▶ [Trabajo solicitado]
Repite sin cambios las líneas que van desde el inicio de los datos hasta la línea que contiene "plot: -1% 0%", con ambos extremos incluidos.

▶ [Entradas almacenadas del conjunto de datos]
--*--

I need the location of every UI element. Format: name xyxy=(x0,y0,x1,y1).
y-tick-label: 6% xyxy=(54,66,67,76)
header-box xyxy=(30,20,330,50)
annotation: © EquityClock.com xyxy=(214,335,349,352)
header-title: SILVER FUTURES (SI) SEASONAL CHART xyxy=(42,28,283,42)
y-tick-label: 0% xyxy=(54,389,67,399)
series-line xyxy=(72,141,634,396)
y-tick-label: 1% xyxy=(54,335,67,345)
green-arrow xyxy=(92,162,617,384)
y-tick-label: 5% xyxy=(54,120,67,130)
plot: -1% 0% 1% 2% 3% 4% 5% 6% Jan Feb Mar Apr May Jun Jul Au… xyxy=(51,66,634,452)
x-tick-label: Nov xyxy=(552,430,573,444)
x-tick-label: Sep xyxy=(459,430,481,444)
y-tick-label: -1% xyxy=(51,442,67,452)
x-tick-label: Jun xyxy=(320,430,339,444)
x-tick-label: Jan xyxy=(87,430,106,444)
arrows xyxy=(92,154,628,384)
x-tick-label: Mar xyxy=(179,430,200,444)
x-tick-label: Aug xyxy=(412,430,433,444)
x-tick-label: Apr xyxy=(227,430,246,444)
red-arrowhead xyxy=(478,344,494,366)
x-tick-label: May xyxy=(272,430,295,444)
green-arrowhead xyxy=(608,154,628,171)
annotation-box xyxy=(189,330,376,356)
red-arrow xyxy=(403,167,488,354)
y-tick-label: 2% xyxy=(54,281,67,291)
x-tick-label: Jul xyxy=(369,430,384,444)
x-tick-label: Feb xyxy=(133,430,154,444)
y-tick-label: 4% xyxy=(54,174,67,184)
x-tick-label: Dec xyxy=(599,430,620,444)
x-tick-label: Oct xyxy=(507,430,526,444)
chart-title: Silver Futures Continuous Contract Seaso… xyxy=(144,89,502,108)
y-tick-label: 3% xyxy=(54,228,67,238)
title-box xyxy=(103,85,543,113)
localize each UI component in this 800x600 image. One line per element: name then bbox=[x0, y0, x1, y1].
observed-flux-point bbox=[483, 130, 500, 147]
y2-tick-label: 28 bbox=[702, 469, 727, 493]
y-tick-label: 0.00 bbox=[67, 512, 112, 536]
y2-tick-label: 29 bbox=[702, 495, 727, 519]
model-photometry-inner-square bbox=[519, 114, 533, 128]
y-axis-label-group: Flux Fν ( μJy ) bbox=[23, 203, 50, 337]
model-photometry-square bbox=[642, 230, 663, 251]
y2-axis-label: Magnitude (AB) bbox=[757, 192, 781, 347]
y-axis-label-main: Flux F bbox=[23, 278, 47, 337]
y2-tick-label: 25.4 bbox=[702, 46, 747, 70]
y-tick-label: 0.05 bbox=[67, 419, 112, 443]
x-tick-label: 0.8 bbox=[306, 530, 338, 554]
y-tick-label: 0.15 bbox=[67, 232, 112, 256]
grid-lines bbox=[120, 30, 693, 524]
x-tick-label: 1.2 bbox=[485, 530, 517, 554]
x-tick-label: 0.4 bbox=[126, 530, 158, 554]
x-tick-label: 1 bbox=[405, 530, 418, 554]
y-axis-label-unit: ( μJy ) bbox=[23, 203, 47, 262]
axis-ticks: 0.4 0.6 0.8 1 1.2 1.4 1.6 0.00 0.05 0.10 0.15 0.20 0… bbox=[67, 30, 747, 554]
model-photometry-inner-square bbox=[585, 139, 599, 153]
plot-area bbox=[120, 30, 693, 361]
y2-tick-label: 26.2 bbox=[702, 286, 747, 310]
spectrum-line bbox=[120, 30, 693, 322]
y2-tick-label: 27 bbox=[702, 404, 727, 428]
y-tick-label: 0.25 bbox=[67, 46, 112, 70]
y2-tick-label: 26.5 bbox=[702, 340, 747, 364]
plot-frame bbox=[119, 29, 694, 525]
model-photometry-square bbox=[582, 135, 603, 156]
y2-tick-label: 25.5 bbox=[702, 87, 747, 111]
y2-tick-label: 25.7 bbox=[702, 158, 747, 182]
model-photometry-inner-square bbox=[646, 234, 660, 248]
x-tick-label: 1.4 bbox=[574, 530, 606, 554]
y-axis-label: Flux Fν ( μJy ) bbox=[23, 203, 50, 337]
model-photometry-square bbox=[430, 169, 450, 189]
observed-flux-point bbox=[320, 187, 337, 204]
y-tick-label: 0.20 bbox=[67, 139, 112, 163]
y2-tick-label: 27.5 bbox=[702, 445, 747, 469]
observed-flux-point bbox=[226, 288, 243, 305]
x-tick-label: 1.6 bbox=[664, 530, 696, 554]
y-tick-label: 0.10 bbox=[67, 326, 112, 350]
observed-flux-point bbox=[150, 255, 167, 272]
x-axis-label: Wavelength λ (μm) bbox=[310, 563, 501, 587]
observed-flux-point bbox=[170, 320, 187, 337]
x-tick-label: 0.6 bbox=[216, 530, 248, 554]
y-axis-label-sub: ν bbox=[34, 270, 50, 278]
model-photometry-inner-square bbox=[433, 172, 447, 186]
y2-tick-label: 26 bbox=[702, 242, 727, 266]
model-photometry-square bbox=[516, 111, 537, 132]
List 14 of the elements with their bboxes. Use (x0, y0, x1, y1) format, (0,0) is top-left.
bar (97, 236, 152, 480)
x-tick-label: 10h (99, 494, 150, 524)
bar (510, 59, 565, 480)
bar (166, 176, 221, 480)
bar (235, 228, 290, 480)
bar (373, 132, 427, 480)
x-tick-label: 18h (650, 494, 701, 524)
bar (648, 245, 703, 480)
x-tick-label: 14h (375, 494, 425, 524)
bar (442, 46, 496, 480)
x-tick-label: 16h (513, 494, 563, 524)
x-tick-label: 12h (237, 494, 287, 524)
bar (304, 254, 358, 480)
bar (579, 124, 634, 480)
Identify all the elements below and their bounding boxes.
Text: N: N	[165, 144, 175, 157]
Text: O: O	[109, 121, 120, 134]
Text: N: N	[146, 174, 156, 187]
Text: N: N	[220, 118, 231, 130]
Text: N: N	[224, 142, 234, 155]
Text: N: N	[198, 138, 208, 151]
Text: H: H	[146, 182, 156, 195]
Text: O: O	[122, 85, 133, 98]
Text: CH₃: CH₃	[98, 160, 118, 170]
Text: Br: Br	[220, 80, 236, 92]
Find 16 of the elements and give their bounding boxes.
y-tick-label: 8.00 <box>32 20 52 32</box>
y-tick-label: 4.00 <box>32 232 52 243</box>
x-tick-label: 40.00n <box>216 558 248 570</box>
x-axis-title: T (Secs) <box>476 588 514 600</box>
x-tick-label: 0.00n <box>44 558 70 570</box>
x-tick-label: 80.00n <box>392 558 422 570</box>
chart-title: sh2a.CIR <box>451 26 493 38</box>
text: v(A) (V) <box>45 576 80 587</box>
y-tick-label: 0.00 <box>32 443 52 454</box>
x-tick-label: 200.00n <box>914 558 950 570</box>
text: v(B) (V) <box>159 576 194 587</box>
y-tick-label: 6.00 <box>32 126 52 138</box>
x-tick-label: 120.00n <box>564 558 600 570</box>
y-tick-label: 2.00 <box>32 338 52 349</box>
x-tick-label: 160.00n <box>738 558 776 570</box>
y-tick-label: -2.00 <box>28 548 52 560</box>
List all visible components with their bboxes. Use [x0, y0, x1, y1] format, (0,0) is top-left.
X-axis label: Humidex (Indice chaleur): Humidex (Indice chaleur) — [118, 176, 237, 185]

--*--

▶ [Respuesta]
I need the location of every UI element. Format: name xyxy=(x0,y0,x1,y1).
y-tick-label: 6% xyxy=(54,66,67,76)
header-box xyxy=(30,20,330,50)
annotation: © EquityClock.com xyxy=(214,335,349,352)
header-title: SILVER FUTURES (SI) SEASONAL CHART xyxy=(42,28,283,42)
y-tick-label: 0% xyxy=(54,389,67,399)
series-line xyxy=(72,141,634,396)
y-tick-label: 1% xyxy=(54,335,67,345)
green-arrow xyxy=(92,162,617,384)
y-tick-label: 5% xyxy=(54,120,67,130)
plot: -1% 0% 1% 2% 3% 4% 5% 6% Jan Feb Mar Apr May Jun Jul Au… xyxy=(51,66,634,452)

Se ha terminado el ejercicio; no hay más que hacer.